Dataset items:
· · · ·

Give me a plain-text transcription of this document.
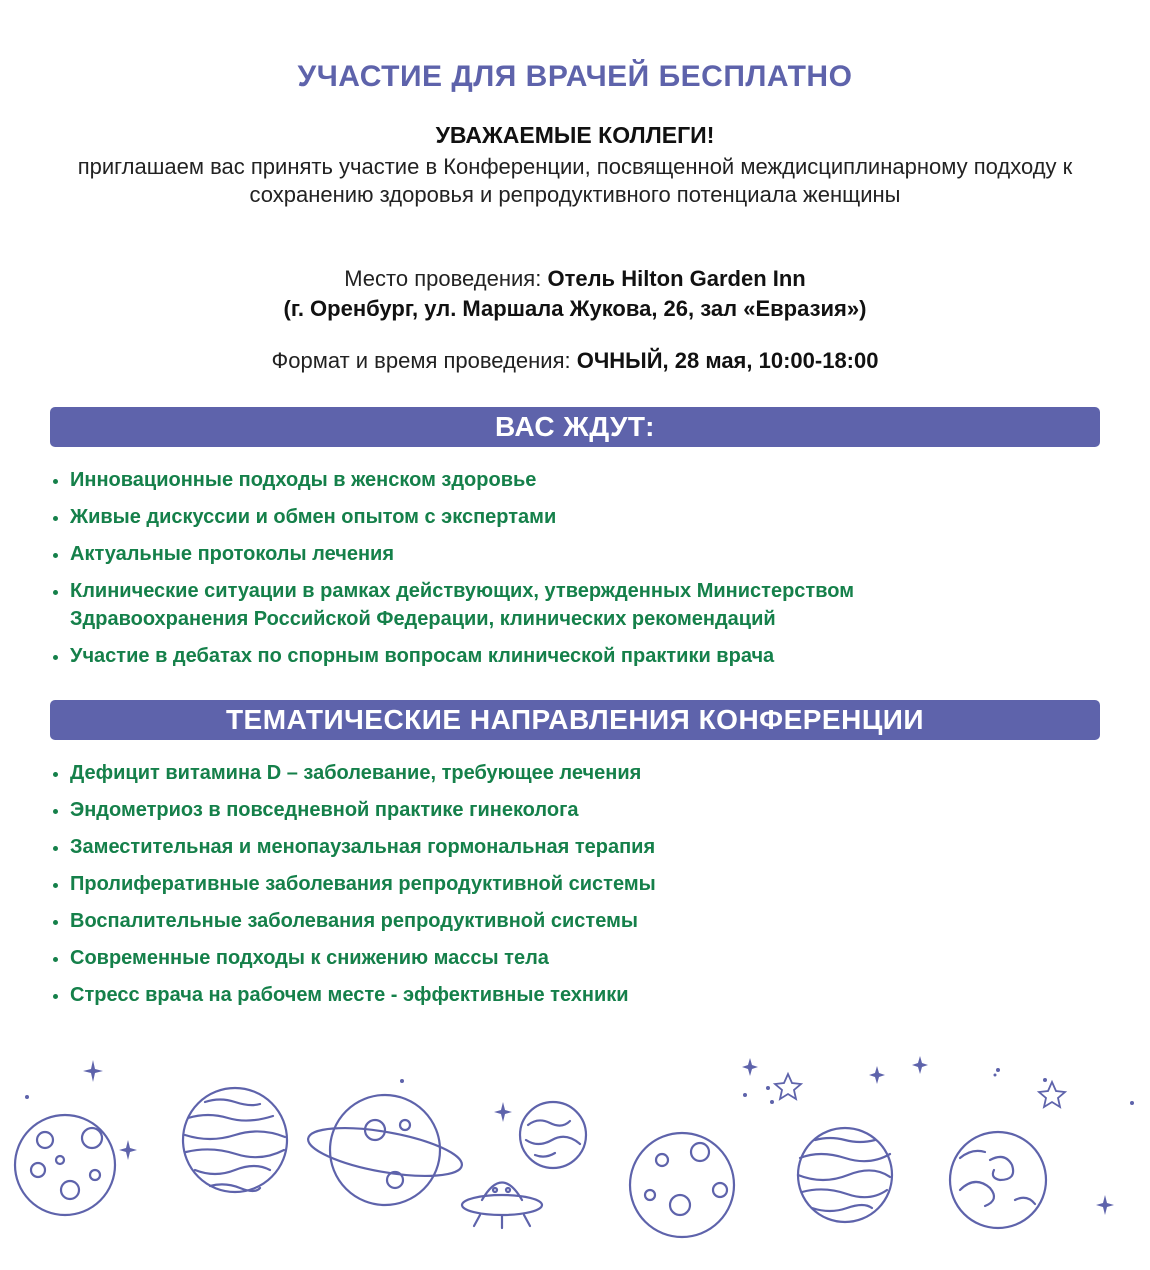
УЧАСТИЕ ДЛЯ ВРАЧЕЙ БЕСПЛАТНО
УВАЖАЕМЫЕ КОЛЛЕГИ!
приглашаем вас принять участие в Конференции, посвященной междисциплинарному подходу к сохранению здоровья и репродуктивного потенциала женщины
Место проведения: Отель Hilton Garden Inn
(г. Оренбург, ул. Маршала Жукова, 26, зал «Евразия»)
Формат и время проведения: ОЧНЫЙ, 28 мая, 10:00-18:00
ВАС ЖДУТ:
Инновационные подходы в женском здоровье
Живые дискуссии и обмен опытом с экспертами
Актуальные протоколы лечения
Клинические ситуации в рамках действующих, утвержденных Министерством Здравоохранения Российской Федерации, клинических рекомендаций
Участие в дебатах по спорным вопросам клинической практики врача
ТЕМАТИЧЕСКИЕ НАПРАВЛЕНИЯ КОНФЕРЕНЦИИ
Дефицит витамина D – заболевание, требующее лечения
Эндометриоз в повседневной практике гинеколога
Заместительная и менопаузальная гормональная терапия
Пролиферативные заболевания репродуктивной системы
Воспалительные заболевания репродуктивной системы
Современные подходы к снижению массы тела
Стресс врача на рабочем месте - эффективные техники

· · · ·

Task:
Gather up every line in the data above that contains the word "подходы", copying each one.

Full answer:
Инновационные подходы в женском здоровье
Современные подходы к снижению массы тела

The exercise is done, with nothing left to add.